THE RECORDS.
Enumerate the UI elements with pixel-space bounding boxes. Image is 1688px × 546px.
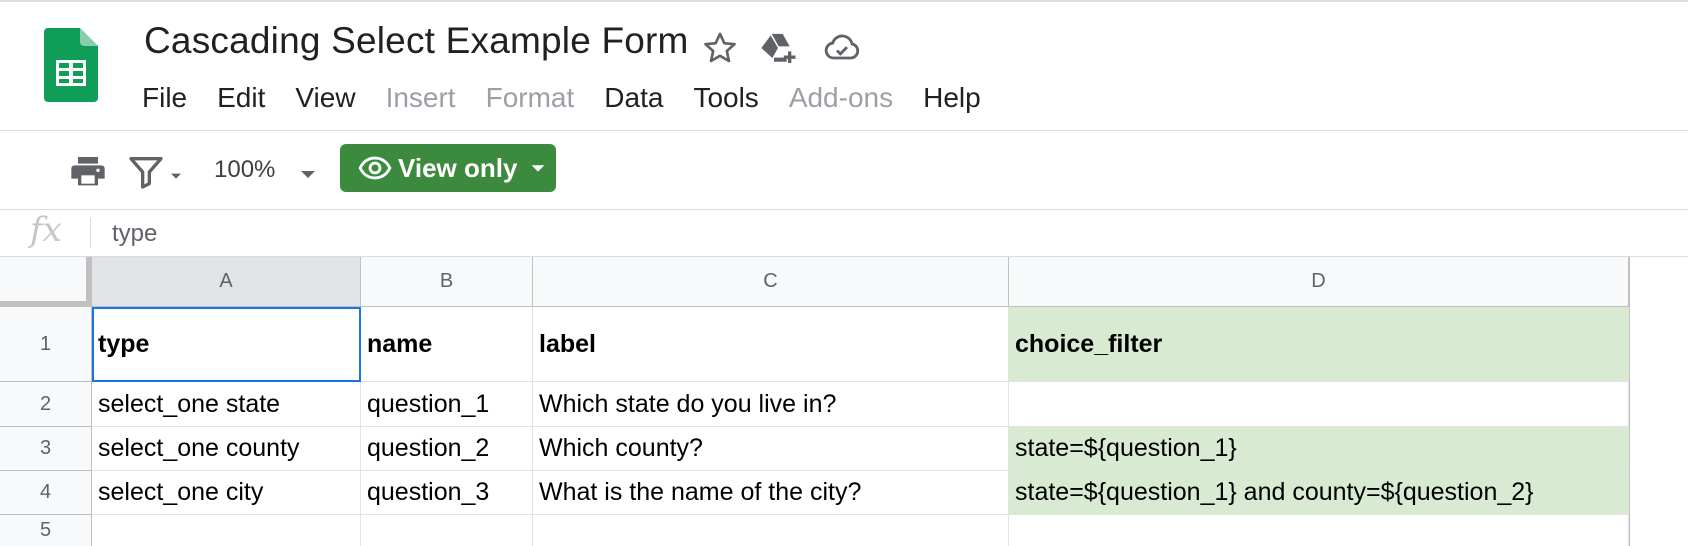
header-divider bbox=[0, 130, 1688, 131]
menu-data[interactable]: Data bbox=[604, 78, 677, 122]
cell-b4[interactable]: question_3 bbox=[361, 471, 533, 515]
chevron-down-icon bbox=[527, 157, 549, 179]
fx-icon: fx bbox=[30, 210, 62, 250]
cell-b1[interactable]: name bbox=[361, 307, 533, 382]
filter-icon[interactable] bbox=[126, 152, 186, 192]
chevron-down-icon[interactable] bbox=[296, 162, 320, 186]
cell-d1[interactable]: choice_filter bbox=[1009, 307, 1629, 382]
cell-d3[interactable]: state=${question_1} bbox=[1009, 427, 1629, 471]
cell-c3[interactable]: Which county? bbox=[533, 427, 1009, 471]
menu-add-ons[interactable]: Add-ons bbox=[789, 78, 907, 122]
cell-d5[interactable] bbox=[1009, 515, 1629, 546]
menu-format[interactable]: Format bbox=[486, 78, 589, 122]
menu-file[interactable]: File bbox=[142, 78, 201, 122]
view-only-label: View only bbox=[398, 152, 518, 183]
select-all-corner[interactable] bbox=[0, 257, 92, 307]
top-border bbox=[0, 0, 1688, 2]
menu-tools[interactable]: Tools bbox=[693, 78, 772, 122]
grid-overflow-area bbox=[1629, 257, 1688, 546]
document-title[interactable]: Cascading Select Example Form bbox=[144, 20, 689, 62]
row-header-5[interactable]: 5 bbox=[0, 515, 92, 546]
cell-c4[interactable]: What is the name of the city? bbox=[533, 471, 1009, 515]
move-to-drive-icon[interactable] bbox=[758, 28, 798, 68]
cell-b2[interactable]: question_1 bbox=[361, 382, 533, 427]
column-header-a[interactable]: A bbox=[92, 257, 361, 307]
row-header-1[interactable]: 1 bbox=[0, 307, 92, 382]
column-header-b[interactable]: B bbox=[361, 257, 533, 307]
column-header-d[interactable]: D bbox=[1009, 257, 1629, 307]
row-header-4[interactable]: 4 bbox=[0, 471, 92, 515]
cell-b5[interactable] bbox=[361, 515, 533, 546]
row-header-2[interactable]: 2 bbox=[0, 382, 92, 427]
cell-c1[interactable]: label bbox=[533, 307, 1009, 382]
menu-bar: File Edit View Insert Format Data Tools … bbox=[142, 78, 1011, 122]
zoom-select[interactable]: 100% bbox=[214, 156, 275, 184]
cell-a3[interactable]: select_one county bbox=[92, 427, 361, 471]
cell-a4[interactable]: select_one city bbox=[92, 471, 361, 515]
menu-edit[interactable]: Edit bbox=[217, 78, 279, 122]
cell-d4[interactable]: state=${question_1} and county=${questio… bbox=[1009, 471, 1629, 515]
menu-insert[interactable]: Insert bbox=[386, 78, 470, 122]
cell-c5[interactable] bbox=[533, 515, 1009, 546]
cloud-saved-icon[interactable] bbox=[822, 28, 862, 68]
cell-b3[interactable]: question_2 bbox=[361, 427, 533, 471]
formula-separator bbox=[90, 218, 91, 248]
toolbar-divider bbox=[0, 209, 1688, 210]
google-sheets-logo-icon[interactable] bbox=[44, 28, 98, 102]
menu-help[interactable]: Help bbox=[923, 78, 995, 122]
eye-icon bbox=[358, 151, 392, 185]
star-icon[interactable] bbox=[700, 28, 740, 68]
cell-a1[interactable]: type bbox=[92, 307, 361, 382]
cell-a5[interactable] bbox=[92, 515, 361, 546]
cell-a2[interactable]: select_one state bbox=[92, 382, 361, 427]
print-icon[interactable] bbox=[68, 152, 108, 192]
formula-input[interactable]: type bbox=[112, 220, 157, 248]
column-header-c[interactable]: C bbox=[533, 257, 1009, 307]
row-header-3[interactable]: 3 bbox=[0, 427, 92, 471]
menu-view[interactable]: View bbox=[295, 78, 369, 122]
cell-d2[interactable] bbox=[1009, 382, 1629, 427]
view-only-button[interactable]: View only bbox=[340, 144, 556, 192]
cell-c2[interactable]: Which state do you live in? bbox=[533, 382, 1009, 427]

PROBLEM STATEMENT. Show every line of the records above that contains the string "city", with case counting.

REPLY TO THE EXERCISE.
cell-c4[interactable]: What is the name of the city? bbox=[533, 471, 1009, 515]
cell-a4[interactable]: select_one city bbox=[92, 471, 361, 515]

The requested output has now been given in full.